### Source document
--

French Renewal () was a French far-right ultranationalist political party affiliated with the European National Front, founded in November 2005.

Renouveau français politically defined itself as nationalist, Catholic and "counterrevolutionary"—in this case, reactionary opposition to the principles of the French Revolution of 1789. Nevertheless, the organisation had a tricolour logo and claims to defend the "French nation".

Organisation
Renouveau français described itself as a "structure for reflection, formation and information, outside the electoralist framework, independent from all political formations and from all cleavages".

Renouveau français was coordinated by a directorial committee and had regional branches in Île-de-France, Brittany, Anjou, Normandy, Vendée, Toulouse and Alsace. They claimed several hundred members and "thousands" of sympathisers.

--

### Data section
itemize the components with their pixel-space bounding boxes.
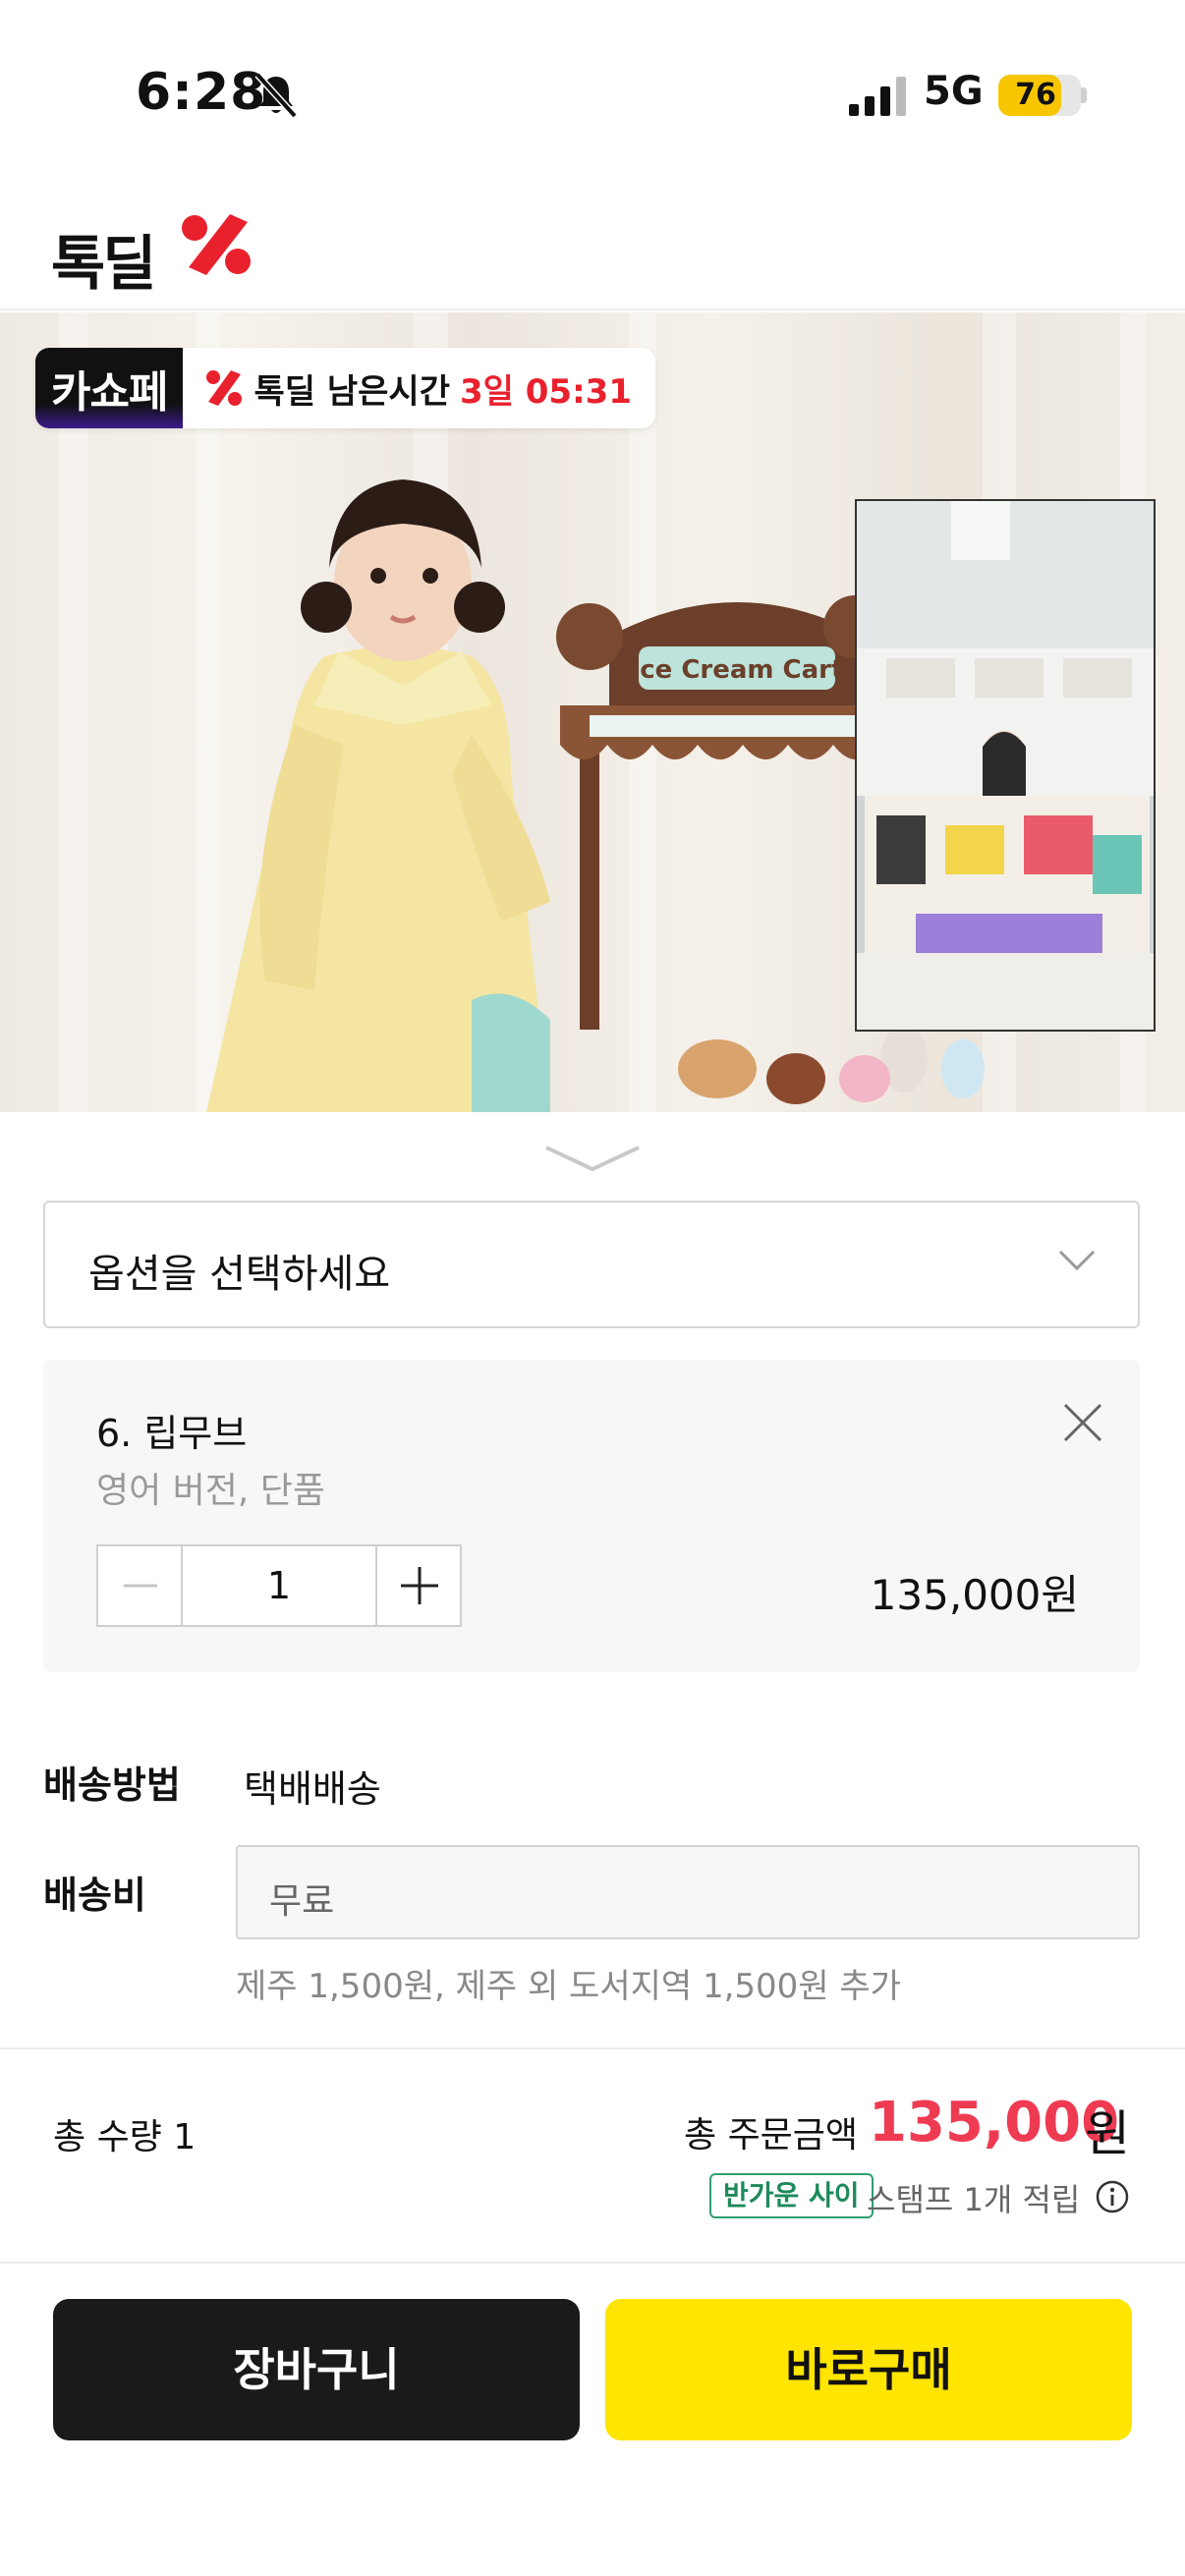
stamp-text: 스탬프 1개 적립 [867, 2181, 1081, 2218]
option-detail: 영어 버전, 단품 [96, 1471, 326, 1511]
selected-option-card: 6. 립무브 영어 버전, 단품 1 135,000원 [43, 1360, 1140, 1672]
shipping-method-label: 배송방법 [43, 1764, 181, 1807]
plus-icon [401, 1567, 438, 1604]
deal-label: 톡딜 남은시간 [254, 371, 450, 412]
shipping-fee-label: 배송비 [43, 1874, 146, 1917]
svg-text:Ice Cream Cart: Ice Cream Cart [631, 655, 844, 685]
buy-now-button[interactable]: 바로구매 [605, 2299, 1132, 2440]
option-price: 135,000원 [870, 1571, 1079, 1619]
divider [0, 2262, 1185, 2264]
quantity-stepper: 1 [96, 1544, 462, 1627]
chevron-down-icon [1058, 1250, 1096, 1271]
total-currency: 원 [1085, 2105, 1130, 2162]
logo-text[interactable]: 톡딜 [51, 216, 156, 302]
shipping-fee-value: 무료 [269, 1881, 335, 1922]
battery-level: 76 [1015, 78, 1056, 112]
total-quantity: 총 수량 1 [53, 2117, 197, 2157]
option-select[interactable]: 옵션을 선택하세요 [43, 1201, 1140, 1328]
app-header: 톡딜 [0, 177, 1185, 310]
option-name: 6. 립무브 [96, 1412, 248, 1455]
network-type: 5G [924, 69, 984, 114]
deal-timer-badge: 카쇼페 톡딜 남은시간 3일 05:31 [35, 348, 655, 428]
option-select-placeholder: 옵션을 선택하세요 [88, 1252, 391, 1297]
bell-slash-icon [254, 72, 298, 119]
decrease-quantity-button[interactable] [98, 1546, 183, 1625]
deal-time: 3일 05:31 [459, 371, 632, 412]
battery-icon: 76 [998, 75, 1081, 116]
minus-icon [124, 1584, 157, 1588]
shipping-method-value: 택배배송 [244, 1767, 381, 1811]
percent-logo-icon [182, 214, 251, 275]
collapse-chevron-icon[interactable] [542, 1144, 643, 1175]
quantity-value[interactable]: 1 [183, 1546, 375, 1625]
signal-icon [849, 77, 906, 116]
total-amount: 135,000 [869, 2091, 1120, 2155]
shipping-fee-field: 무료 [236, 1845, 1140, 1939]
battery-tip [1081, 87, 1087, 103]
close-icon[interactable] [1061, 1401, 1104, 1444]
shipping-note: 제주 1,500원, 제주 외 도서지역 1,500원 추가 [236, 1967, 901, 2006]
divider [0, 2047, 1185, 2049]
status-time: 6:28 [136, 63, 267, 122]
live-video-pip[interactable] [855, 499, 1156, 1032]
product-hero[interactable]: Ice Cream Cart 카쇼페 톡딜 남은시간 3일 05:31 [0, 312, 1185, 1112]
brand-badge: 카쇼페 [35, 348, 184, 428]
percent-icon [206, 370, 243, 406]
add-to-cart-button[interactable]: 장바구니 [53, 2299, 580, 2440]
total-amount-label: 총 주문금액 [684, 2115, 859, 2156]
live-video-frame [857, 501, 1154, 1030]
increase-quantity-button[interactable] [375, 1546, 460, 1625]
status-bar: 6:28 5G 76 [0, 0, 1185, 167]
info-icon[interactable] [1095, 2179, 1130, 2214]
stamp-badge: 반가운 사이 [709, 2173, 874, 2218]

--

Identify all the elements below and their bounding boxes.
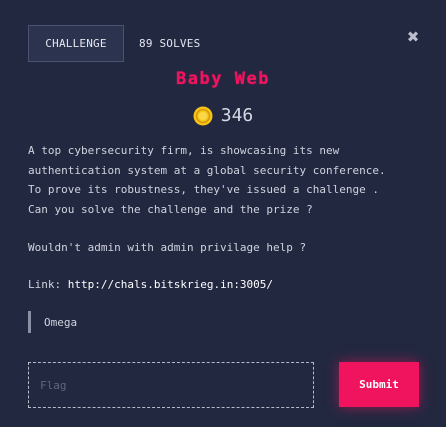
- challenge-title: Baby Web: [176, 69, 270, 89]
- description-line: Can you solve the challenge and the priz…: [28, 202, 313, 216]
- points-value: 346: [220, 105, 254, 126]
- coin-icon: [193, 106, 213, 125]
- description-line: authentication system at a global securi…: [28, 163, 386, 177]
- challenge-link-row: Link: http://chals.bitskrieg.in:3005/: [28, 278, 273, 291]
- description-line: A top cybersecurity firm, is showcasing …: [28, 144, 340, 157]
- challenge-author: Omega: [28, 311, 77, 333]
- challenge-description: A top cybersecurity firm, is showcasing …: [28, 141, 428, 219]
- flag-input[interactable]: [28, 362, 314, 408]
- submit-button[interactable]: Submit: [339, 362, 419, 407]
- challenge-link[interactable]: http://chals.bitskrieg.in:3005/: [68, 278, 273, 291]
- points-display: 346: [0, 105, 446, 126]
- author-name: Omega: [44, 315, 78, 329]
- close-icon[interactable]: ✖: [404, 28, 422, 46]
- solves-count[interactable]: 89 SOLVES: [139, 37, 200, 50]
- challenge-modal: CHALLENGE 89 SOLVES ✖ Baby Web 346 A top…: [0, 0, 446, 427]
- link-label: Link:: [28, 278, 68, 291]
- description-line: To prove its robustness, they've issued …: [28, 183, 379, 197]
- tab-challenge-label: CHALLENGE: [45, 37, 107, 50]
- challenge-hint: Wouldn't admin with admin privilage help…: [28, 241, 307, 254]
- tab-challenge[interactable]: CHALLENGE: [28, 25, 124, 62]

--

### Work to do
Answer these questions using the text on French Renewal:
1. In what month and year was the party founded?
2. Which three terms did the party use to define itself politically?
3. How many members did the party claim?

### Solution for this task
1. November 2005.
2. Nationalist, Catholic and "counterrevolutionary."
3. Several hundred.